── RECORDED INFORMATION ──

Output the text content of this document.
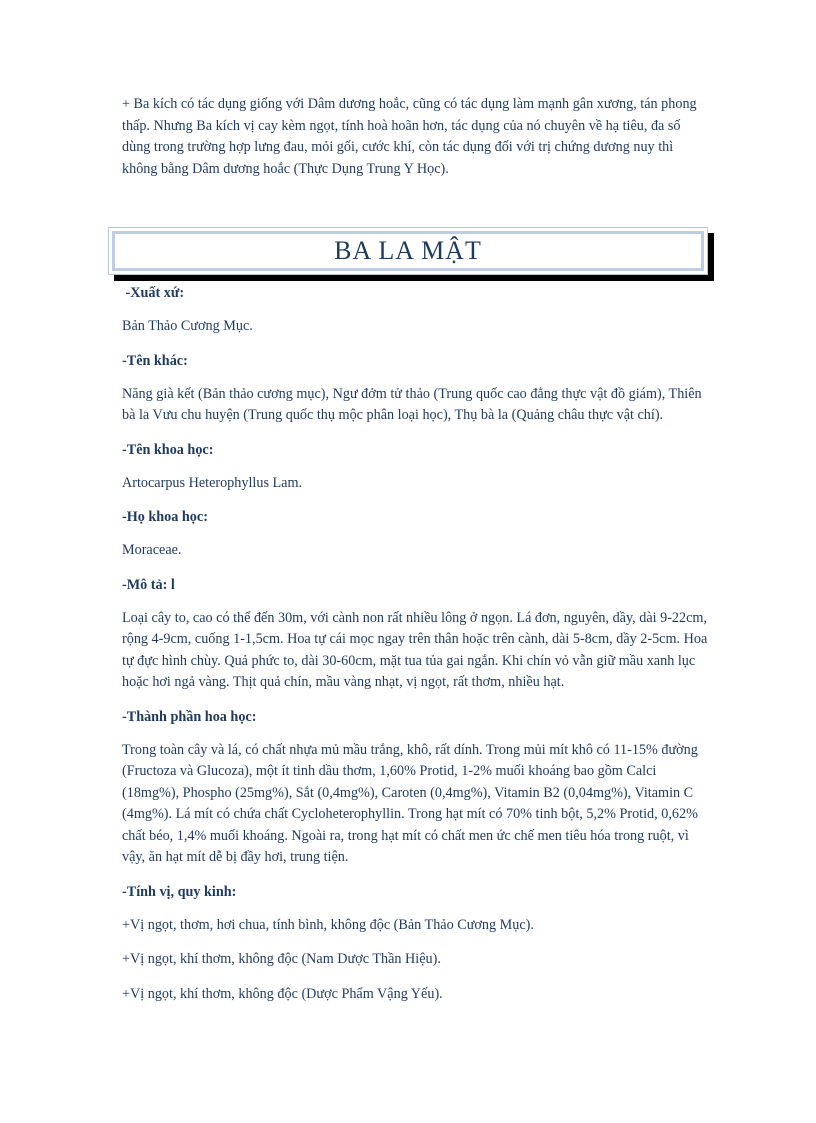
+ Ba kích có tác dụng giống với Dâm dương hoắc, cũng có tác dụng làm mạnh gân xương, tán phong thấp. Nhưng Ba kích vị cay kèm ngọt, tính hoà hoãn hơn, tác dụng của nó chuyên về hạ tiêu, đa số dùng trong trường hợp lưng đau, mỏi gối, cước khí, còn tác dụng đối với trị chứng dương nuy thì không bằng Dâm dương hoắc (Thực Dụng Trung Y Học).

BA LA MẬT

-Xuất xứ:

Bản Thảo Cương Mục.

-Tên khác:

Năng già kết (Bản thảo cương mục), Ngư đởm tử thảo (Trung quốc cao đẳng thực vật đồ giám), Thiên bà la Vưu chu huyện (Trung quốc thụ mộc phân loại học), Thụ bà la (Quảng châu thực vật chí).

-Tên khoa học:

Artocarpus Heterophyllus Lam.

-Họ khoa học:

Moraceae.

-Mô tả: l

Loại cây to, cao có thể đến 30m, với cành non rất nhiều lông ở ngọn. Lá đơn, nguyên, dầy, dài 9-22cm, rộng 4-9cm, cuống 1-1,5cm. Hoa tự cái mọc ngay trên thân hoặc trên cành, dài 5-8cm, dầy 2-5cm. Hoa tự đực hình chùy. Quả phức to, dài 30-60cm, mặt tua tủa gai ngắn. Khi chín vỏ vẫn giữ mầu xanh lục hoặc hơi ngả vàng. Thịt quả chín, mầu vàng nhạt, vị ngọt, rất thơm, nhiều hạt.

-Thành phần hoa học:

Trong toàn cây và lá, có chất nhựa mủ mầu trắng, khô, rất dính. Trong mủi mít khô có 11-15% đường (Fructoza và Glucoza), một ít tinh dầu thơm, 1,60% Protid, 1-2% muối khoáng bao gồm Calci (18mg%), Phospho (25mg%), Sắt (0,4mg%), Caroten (0,4mg%), Vitamin B2 (0,04mg%), Vitamin C (4mg%). Lá mít có chứa chất Cycloheterophyllin. Trong hạt mít có 70% tinh bột, 5,2% Protid, 0,62% chất béo, 1,4% muối khoáng. Ngoài ra, trong hạt mít có chất men ức chế men tiêu hóa trong ruột, vì vậy, ăn hạt mít dễ bị đầy hơi, trung tiện.

-Tính vị, quy kinh:

+Vị ngọt, thơm, hơi chua, tính bình, không độc (Bản Thảo Cương Mục).

+Vị ngọt, khí thơm, không độc (Nam Dược Thần Hiệu).

+Vị ngọt, khí thơm, không độc (Dược Phẩm Vậng Yếu).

───

DIRECTION:
Track down every line holding the string "tiêu" and copy it.

IN RESPONSE:
+ Ba kích có tác dụng giống với Dâm dương hoắc, cũng có tác dụng làm mạnh gân xương, tán phong thấp. Nhưng Ba kích vị cay kèm ngọt, tính hoà hoãn hơn, tác dụng của nó chuyên về hạ tiêu, đa số dùng trong trường hợp lưng đau, mỏi gối, cước khí, còn tác dụng đối với trị chứng dương nuy thì không bằng Dâm dương hoắc (Thực Dụng Trung Y Học).
Trong toàn cây và lá, có chất nhựa mủ mầu trắng, khô, rất dính. Trong mủi mít khô có 11-15% đường (Fructoza và Glucoza), một ít tinh dầu thơm, 1,60% Protid, 1-2% muối khoáng bao gồm Calci (18mg%), Phospho (25mg%), Sắt (0,4mg%), Caroten (0,4mg%), Vitamin B2 (0,04mg%), Vitamin C (4mg%). Lá mít có chứa chất Cycloheterophyllin. Trong hạt mít có 70% tinh bột, 5,2% Protid, 0,62% chất béo, 1,4% muối khoáng. Ngoài ra, trong hạt mít có chất men ức chế men tiêu hóa trong ruột, vì vậy, ăn hạt mít dễ bị đầy hơi, trung tiện.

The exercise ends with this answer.